**REQUIRED WORK:** Pull out every line with the word "substrate".

[start]

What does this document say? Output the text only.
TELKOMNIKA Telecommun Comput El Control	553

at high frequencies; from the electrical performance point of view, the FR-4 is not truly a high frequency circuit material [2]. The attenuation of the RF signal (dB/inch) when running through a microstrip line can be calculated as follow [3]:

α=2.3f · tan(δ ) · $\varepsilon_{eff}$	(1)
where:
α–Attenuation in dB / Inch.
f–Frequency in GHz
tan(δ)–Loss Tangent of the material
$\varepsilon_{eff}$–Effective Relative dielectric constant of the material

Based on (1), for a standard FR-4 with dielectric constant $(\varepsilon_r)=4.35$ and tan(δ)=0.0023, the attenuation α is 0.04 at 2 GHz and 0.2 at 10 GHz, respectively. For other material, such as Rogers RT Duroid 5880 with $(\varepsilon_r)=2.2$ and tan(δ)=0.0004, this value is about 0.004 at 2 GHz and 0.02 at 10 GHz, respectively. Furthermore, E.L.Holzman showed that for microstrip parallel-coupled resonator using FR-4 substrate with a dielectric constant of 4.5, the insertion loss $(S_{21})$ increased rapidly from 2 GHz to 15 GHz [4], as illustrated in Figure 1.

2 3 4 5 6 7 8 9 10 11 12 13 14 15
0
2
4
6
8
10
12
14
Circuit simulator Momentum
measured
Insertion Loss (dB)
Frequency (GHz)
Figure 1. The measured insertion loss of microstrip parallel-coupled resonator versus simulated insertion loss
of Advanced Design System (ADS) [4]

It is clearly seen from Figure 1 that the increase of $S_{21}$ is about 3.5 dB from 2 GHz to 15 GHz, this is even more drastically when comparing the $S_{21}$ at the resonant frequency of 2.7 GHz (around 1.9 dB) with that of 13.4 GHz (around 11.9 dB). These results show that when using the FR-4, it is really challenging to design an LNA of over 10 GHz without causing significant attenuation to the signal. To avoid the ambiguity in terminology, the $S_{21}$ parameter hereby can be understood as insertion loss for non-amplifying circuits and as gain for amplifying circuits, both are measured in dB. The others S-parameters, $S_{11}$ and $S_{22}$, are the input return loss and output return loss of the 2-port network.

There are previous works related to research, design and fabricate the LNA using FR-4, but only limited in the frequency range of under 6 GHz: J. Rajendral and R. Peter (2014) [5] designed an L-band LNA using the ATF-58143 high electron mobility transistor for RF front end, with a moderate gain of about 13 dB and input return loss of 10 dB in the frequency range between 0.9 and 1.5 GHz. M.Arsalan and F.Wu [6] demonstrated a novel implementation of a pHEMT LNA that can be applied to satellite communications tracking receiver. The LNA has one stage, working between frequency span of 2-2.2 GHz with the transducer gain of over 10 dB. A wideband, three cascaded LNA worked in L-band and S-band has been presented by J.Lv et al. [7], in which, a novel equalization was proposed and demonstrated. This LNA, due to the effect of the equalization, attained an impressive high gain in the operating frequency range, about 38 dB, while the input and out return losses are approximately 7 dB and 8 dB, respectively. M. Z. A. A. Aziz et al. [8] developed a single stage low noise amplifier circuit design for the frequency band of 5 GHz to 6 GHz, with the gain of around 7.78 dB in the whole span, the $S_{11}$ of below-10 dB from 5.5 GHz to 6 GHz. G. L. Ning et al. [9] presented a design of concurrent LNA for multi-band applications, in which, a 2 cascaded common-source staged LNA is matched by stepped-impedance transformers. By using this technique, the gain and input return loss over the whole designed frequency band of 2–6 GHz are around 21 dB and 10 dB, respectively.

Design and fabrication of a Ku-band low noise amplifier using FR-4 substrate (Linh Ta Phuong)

[end]

**EXERCISE RESPONSE:**
Based on (1), for a standard FR-4 with dielectric constant $(\varepsilon_r)=4.35$ and tan(δ)=0.0023, the attenuation α is 0.04 at 2 GHz and 0.2 at 10 GHz, respectively. For other material, such as Rogers RT Duroid 5880 with $(\varepsilon_r)=2.2$ and tan(δ)=0.0004, this value is about 0.004 at 2 GHz and 0.02 at 10 GHz, respectively. Furthermore, E.L.Holzman showed that for microstrip parallel-coupled resonator using FR-4 substrate with a dielectric constant of 4.5, the insertion loss $(S_{21})$ increased rapidly from 2 GHz to 15 GHz [4], as illustrated in Figure 1.
Design and fabrication of a Ku-band low noise amplifier using FR-4 substrate (Linh Ta Phuong)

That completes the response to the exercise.